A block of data
• • •

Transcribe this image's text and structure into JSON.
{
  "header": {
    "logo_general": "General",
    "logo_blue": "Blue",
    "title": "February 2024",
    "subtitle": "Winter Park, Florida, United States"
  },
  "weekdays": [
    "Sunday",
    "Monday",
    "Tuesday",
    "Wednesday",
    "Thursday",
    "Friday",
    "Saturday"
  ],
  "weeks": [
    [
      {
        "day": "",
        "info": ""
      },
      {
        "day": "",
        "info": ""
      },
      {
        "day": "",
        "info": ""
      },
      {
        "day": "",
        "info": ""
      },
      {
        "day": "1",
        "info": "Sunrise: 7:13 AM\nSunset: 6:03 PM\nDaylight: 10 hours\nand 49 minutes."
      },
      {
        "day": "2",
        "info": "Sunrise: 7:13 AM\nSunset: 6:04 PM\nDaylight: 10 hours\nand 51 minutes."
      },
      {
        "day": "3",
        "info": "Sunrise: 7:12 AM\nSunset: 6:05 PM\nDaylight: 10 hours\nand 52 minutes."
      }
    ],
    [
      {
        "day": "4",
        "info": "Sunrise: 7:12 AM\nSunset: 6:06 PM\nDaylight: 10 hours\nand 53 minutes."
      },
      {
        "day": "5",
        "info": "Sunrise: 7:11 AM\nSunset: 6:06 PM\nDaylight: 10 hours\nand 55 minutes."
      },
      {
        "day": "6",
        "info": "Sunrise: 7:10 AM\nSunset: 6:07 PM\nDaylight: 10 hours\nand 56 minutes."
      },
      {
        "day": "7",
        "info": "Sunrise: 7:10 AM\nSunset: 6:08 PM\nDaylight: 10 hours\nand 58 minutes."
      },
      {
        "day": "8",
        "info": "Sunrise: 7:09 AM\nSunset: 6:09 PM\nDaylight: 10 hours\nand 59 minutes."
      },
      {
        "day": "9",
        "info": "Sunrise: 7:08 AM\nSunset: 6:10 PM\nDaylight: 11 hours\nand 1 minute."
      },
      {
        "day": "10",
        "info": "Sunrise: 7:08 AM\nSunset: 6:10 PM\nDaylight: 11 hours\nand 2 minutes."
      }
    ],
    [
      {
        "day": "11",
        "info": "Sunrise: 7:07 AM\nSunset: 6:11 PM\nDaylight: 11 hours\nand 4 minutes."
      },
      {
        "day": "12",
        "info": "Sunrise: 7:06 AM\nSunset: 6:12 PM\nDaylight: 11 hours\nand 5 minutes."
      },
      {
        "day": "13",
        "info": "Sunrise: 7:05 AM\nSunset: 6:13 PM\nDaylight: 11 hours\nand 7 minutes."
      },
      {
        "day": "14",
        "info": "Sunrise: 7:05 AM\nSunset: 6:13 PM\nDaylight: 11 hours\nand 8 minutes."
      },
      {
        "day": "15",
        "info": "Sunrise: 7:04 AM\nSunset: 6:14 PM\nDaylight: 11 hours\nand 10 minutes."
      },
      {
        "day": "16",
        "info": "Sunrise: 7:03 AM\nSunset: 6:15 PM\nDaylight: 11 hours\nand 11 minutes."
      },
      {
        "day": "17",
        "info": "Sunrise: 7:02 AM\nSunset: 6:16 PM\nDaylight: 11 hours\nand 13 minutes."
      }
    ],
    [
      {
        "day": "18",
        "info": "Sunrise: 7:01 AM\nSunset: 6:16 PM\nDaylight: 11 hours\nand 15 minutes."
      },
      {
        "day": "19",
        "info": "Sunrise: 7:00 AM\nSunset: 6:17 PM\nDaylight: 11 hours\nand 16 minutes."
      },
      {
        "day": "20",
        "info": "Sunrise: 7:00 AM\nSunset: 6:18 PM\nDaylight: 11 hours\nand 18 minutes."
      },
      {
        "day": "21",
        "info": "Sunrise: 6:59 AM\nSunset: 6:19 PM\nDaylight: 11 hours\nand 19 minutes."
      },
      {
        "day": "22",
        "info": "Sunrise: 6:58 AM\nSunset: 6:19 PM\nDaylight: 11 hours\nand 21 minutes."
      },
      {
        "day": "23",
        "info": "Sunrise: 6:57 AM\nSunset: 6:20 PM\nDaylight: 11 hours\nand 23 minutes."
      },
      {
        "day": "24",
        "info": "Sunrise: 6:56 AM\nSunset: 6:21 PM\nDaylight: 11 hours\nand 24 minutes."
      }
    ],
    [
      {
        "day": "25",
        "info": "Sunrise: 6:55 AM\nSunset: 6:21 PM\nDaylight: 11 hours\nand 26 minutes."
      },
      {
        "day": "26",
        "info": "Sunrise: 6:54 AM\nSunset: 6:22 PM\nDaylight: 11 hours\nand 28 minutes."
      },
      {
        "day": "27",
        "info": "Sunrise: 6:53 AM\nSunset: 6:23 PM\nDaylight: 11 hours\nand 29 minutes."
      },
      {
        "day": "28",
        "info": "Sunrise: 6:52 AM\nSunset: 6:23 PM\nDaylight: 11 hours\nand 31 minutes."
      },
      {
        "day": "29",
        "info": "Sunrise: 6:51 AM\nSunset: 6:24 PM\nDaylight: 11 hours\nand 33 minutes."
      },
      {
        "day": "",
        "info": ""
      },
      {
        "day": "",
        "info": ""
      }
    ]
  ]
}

• • •

Copy every record exactly as presented.

Transcribe this image's text and structure into JSON.
{
  "header": {
    "logo_general": "General",
    "logo_blue": "Blue",
    "title": "February 2024",
    "subtitle": "Winter Park, Florida, United States"
  },
  "weekdays": [
    "Sunday",
    "Monday",
    "Tuesday",
    "Wednesday",
    "Thursday",
    "Friday",
    "Saturday"
  ],
  "weeks": [
    [
      {
        "day": "",
        "info": ""
      },
      {
        "day": "",
        "info": ""
      },
      {
        "day": "",
        "info": ""
      },
      {
        "day": "",
        "info": ""
      },
      {
        "day": "1",
        "info": "Sunrise: 7:13 AM\nSunset: 6:03 PM\nDaylight: 10 hours\nand 49 minutes."
      },
      {
        "day": "2",
        "info": "Sunrise: 7:13 AM\nSunset: 6:04 PM\nDaylight: 10 hours\nand 51 minutes."
      },
      {
        "day": "3",
        "info": "Sunrise: 7:12 AM\nSunset: 6:05 PM\nDaylight: 10 hours\nand 52 minutes."
      }
    ],
    [
      {
        "day": "4",
        "info": "Sunrise: 7:12 AM\nSunset: 6:06 PM\nDaylight: 10 hours\nand 53 minutes."
      },
      {
        "day": "5",
        "info": "Sunrise: 7:11 AM\nSunset: 6:06 PM\nDaylight: 10 hours\nand 55 minutes."
      },
      {
        "day": "6",
        "info": "Sunrise: 7:10 AM\nSunset: 6:07 PM\nDaylight: 10 hours\nand 56 minutes."
      },
      {
        "day": "7",
        "info": "Sunrise: 7:10 AM\nSunset: 6:08 PM\nDaylight: 10 hours\nand 58 minutes."
      },
      {
        "day": "8",
        "info": "Sunrise: 7:09 AM\nSunset: 6:09 PM\nDaylight: 10 hours\nand 59 minutes."
      },
      {
        "day": "9",
        "info": "Sunrise: 7:08 AM\nSunset: 6:10 PM\nDaylight: 11 hours\nand 1 minute."
      },
      {
        "day": "10",
        "info": "Sunrise: 7:08 AM\nSunset: 6:10 PM\nDaylight: 11 hours\nand 2 minutes."
      }
    ],
    [
      {
        "day": "11",
        "info": "Sunrise: 7:07 AM\nSunset: 6:11 PM\nDaylight: 11 hours\nand 4 minutes."
      },
      {
        "day": "12",
        "info": "Sunrise: 7:06 AM\nSunset: 6:12 PM\nDaylight: 11 hours\nand 5 minutes."
      },
      {
        "day": "13",
        "info": "Sunrise: 7:05 AM\nSunset: 6:13 PM\nDaylight: 11 hours\nand 7 minutes."
      },
      {
        "day": "14",
        "info": "Sunrise: 7:05 AM\nSunset: 6:13 PM\nDaylight: 11 hours\nand 8 minutes."
      },
      {
        "day": "15",
        "info": "Sunrise: 7:04 AM\nSunset: 6:14 PM\nDaylight: 11 hours\nand 10 minutes."
      },
      {
        "day": "16",
        "info": "Sunrise: 7:03 AM\nSunset: 6:15 PM\nDaylight: 11 hours\nand 11 minutes."
      },
      {
        "day": "17",
        "info": "Sunrise: 7:02 AM\nSunset: 6:16 PM\nDaylight: 11 hours\nand 13 minutes."
      }
    ],
    [
      {
        "day": "18",
        "info": "Sunrise: 7:01 AM\nSunset: 6:16 PM\nDaylight: 11 hours\nand 15 minutes."
      },
      {
        "day": "19",
        "info": "Sunrise: 7:00 AM\nSunset: 6:17 PM\nDaylight: 11 hours\nand 16 minutes."
      },
      {
        "day": "20",
        "info": "Sunrise: 7:00 AM\nSunset: 6:18 PM\nDaylight: 11 hours\nand 18 minutes."
      },
      {
        "day": "21",
        "info": "Sunrise: 6:59 AM\nSunset: 6:19 PM\nDaylight: 11 hours\nand 19 minutes."
      },
      {
        "day": "22",
        "info": "Sunrise: 6:58 AM\nSunset: 6:19 PM\nDaylight: 11 hours\nand 21 minutes."
      },
      {
        "day": "23",
        "info": "Sunrise: 6:57 AM\nSunset: 6:20 PM\nDaylight: 11 hours\nand 23 minutes."
      },
      {
        "day": "24",
        "info": "Sunrise: 6:56 AM\nSunset: 6:21 PM\nDaylight: 11 hours\nand 24 minutes."
      }
    ],
    [
      {
        "day": "25",
        "info": "Sunrise: 6:55 AM\nSunset: 6:21 PM\nDaylight: 11 hours\nand 26 minutes."
      },
      {
        "day": "26",
        "info": "Sunrise: 6:54 AM\nSunset: 6:22 PM\nDaylight: 11 hours\nand 28 minutes."
      },
      {
        "day": "27",
        "info": "Sunrise: 6:53 AM\nSunset: 6:23 PM\nDaylight: 11 hours\nand 29 minutes."
      },
      {
        "day": "28",
        "info": "Sunrise: 6:52 AM\nSunset: 6:23 PM\nDaylight: 11 hours\nand 31 minutes."
      },
      {
        "day": "29",
        "info": "Sunrise: 6:51 AM\nSunset: 6:24 PM\nDaylight: 11 hours\nand 33 minutes."
      },
      {
        "day": "",
        "info": ""
      },
      {
        "day": "",
        "info": ""
      }
    ]
  ]
}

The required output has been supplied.